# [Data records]
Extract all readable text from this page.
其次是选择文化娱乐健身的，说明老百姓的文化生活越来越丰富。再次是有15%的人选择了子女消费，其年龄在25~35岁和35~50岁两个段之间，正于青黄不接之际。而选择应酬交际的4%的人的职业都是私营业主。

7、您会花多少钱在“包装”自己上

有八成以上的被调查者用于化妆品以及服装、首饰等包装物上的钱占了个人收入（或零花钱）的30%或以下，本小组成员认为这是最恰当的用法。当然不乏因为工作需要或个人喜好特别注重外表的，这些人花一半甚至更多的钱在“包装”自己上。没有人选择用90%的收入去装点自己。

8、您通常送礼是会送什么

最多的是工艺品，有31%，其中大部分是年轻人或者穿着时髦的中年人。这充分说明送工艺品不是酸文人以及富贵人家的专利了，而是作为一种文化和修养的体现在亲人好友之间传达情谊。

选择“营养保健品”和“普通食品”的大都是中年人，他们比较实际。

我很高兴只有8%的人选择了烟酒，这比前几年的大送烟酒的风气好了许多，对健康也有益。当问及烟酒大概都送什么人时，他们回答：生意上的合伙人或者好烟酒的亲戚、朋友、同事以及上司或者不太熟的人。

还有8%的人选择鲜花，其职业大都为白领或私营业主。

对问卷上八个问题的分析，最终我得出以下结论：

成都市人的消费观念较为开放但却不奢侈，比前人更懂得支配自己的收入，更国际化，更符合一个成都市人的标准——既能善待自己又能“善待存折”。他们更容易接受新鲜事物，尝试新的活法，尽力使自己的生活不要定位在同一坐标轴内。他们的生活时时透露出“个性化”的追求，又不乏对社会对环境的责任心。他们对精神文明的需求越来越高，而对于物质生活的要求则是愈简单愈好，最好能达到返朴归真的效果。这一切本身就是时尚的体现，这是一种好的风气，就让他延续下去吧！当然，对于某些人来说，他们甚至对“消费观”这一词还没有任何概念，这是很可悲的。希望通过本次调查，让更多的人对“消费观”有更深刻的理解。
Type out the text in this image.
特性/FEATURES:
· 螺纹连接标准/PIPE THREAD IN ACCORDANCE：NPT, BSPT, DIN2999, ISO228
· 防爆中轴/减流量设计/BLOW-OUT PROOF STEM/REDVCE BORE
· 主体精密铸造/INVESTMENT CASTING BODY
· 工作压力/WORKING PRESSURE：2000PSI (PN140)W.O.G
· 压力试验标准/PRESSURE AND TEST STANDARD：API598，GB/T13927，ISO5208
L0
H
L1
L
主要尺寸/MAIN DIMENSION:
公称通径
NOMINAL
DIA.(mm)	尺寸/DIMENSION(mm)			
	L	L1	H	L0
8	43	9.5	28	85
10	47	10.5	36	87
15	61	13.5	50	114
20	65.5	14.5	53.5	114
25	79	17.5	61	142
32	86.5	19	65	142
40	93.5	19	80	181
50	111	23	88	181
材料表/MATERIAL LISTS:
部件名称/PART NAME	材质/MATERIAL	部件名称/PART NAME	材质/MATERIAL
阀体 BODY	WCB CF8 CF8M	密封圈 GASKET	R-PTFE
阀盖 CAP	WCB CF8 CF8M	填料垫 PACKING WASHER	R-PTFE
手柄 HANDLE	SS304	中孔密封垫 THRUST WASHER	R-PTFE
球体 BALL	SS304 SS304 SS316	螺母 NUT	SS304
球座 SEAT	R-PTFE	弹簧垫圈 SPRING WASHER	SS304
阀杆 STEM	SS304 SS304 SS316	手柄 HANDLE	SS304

# [Problem requirements]
Identify all lines in the records above with the word "MATERIAL".

# [Answer to the task]
材料表/MATERIAL LISTS:
部件名称/PART NAME	材质/MATERIAL	部件名称/PART NAME	材质/MATERIAL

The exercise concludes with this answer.